───── ENTRIES
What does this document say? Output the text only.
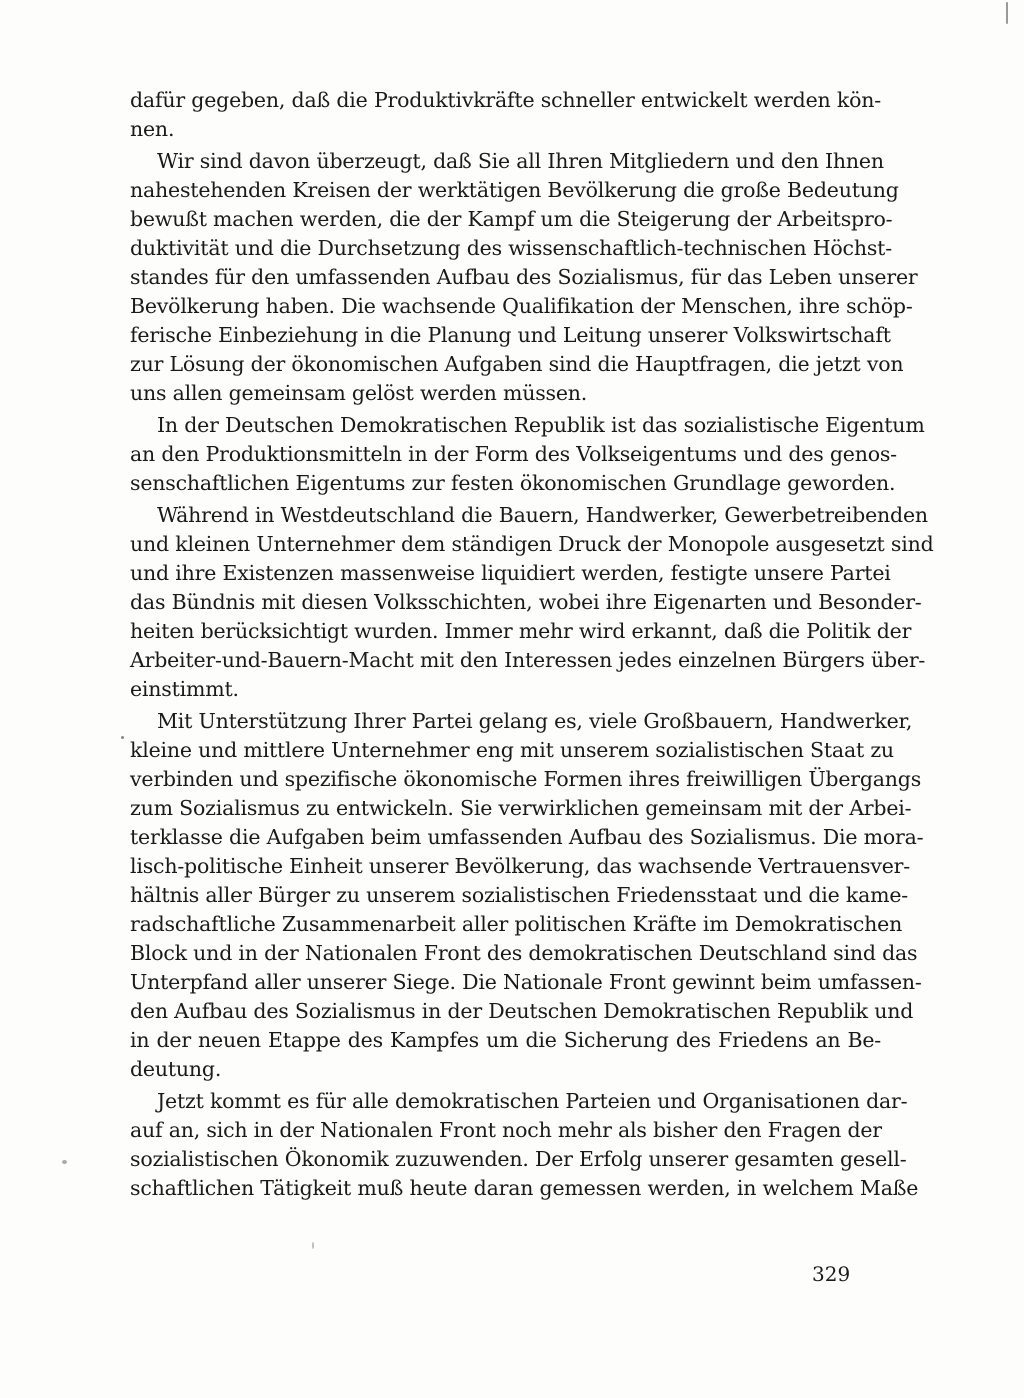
dafür gegeben, daß die Produktivkräfte schneller entwickelt werden kön-
nen.
Wir sind davon überzeugt, daß Sie all Ihren Mitgliedern und den Ihnen
nahestehenden Kreisen der werktätigen Bevölkerung die große Bedeutung
bewußt machen werden, die der Kampf um die Steigerung der Arbeitspro-
duktivität und die Durchsetzung des wissenschaftlich-technischen Höchst-
standes für den umfassenden Aufbau des Sozialismus, für das Leben unserer
Bevölkerung haben. Die wachsende Qualifikation der Menschen, ihre schöp-
ferische Einbeziehung in die Planung und Leitung unserer Volkswirtschaft
zur Lösung der ökonomischen Aufgaben sind die Hauptfragen, die jetzt von
uns allen gemeinsam gelöst werden müssen.
In der Deutschen Demokratischen Republik ist das sozialistische Eigentum
an den Produktionsmitteln in der Form des Volkseigentums und des genos-
senschaftlichen Eigentums zur festen ökonomischen Grundlage geworden.
Während in Westdeutschland die Bauern, Handwerker, Gewerbetreibenden
und kleinen Unternehmer dem ständigen Druck der Monopole ausgesetzt sind
und ihre Existenzen massenweise liquidiert werden, festigte unsere Partei
das Bündnis mit diesen Volksschichten, wobei ihre Eigenarten und Besonder-
heiten berücksichtigt wurden. Immer mehr wird erkannt, daß die Politik der
Arbeiter-und-Bauern-Macht mit den Interessen jedes einzelnen Bürgers über-
einstimmt.
Mit Unterstützung Ihrer Partei gelang es, viele Großbauern, Handwerker,
kleine und mittlere Unternehmer eng mit unserem sozialistischen Staat zu
verbinden und spezifische ökonomische Formen ihres freiwilligen Übergangs
zum Sozialismus zu entwickeln. Sie verwirklichen gemeinsam mit der Arbei-
terklasse die Aufgaben beim umfassenden Aufbau des Sozialismus. Die mora-
lisch-politische Einheit unserer Bevölkerung, das wachsende Vertrauensver-
hältnis aller Bürger zu unserem sozialistischen Friedensstaat und die kame-
radschaftliche Zusammenarbeit aller politischen Kräfte im Demokratischen
Block und in der Nationalen Front des demokratischen Deutschland sind das
Unterpfand aller unserer Siege. Die Nationale Front gewinnt beim umfassen-
den Aufbau des Sozialismus in der Deutschen Demokratischen Republik und
in der neuen Etappe des Kampfes um die Sicherung des Friedens an Be-
deutung.
Jetzt kommt es für alle demokratischen Parteien und Organisationen dar-
auf an, sich in der Nationalen Front noch mehr als bisher den Fragen der
sozialistischen Ökonomik zuzuwenden. Der Erfolg unserer gesamten gesell-
schaftlichen Tätigkeit muß heute daran gemessen werden, in welchem Maße
329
──────────
## EXERCISE DIRECTIONS:
Give the data above again in full and unchanged, skipping the pictures.

## REPLY TO THE EXERCISE:
What does this document say? Output the text only.
dafür gegeben, daß die Produktivkräfte schneller entwickelt werden kön-
nen.
Wir sind davon überzeugt, daß Sie all Ihren Mitgliedern und den Ihnen
nahestehenden Kreisen der werktätigen Bevölkerung die große Bedeutung
bewußt machen werden, die der Kampf um die Steigerung der Arbeitspro-
duktivität und die Durchsetzung des wissenschaftlich-technischen Höchst-
standes für den umfassenden Aufbau des Sozialismus, für das Leben unserer
Bevölkerung haben. Die wachsende Qualifikation der Menschen, ihre schöp-
ferische Einbeziehung in die Planung und Leitung unserer Volkswirtschaft
zur Lösung der ökonomischen Aufgaben sind die Hauptfragen, die jetzt von
uns allen gemeinsam gelöst werden müssen.
In der Deutschen Demokratischen Republik ist das sozialistische Eigentum
an den Produktionsmitteln in der Form des Volkseigentums und des genos-
senschaftlichen Eigentums zur festen ökonomischen Grundlage geworden.
Während in Westdeutschland die Bauern, Handwerker, Gewerbetreibenden
und kleinen Unternehmer dem ständigen Druck der Monopole ausgesetzt sind
und ihre Existenzen massenweise liquidiert werden, festigte unsere Partei
das Bündnis mit diesen Volksschichten, wobei ihre Eigenarten und Besonder-
heiten berücksichtigt wurden. Immer mehr wird erkannt, daß die Politik der
Arbeiter-und-Bauern-Macht mit den Interessen jedes einzelnen Bürgers über-
einstimmt.
Mit Unterstützung Ihrer Partei gelang es, viele Großbauern, Handwerker,
kleine und mittlere Unternehmer eng mit unserem sozialistischen Staat zu
verbinden und spezifische ökonomische Formen ihres freiwilligen Übergangs
zum Sozialismus zu entwickeln. Sie verwirklichen gemeinsam mit der Arbei-
terklasse die Aufgaben beim umfassenden Aufbau des Sozialismus. Die mora-
lisch-politische Einheit unserer Bevölkerung, das wachsende Vertrauensver-
hältnis aller Bürger zu unserem sozialistischen Friedensstaat und die kame-
radschaftliche Zusammenarbeit aller politischen Kräfte im Demokratischen
Block und in der Nationalen Front des demokratischen Deutschland sind das
Unterpfand aller unserer Siege. Die Nationale Front gewinnt beim umfassen-
den Aufbau des Sozialismus in der Deutschen Demokratischen Republik und
in der neuen Etappe des Kampfes um die Sicherung des Friedens an Be-
deutung.
Jetzt kommt es für alle demokratischen Parteien und Organisationen dar-
auf an, sich in der Nationalen Front noch mehr als bisher den Fragen der
sozialistischen Ökonomik zuzuwenden. Der Erfolg unserer gesamten gesell-
schaftlichen Tätigkeit muß heute daran gemessen werden, in welchem Maße
329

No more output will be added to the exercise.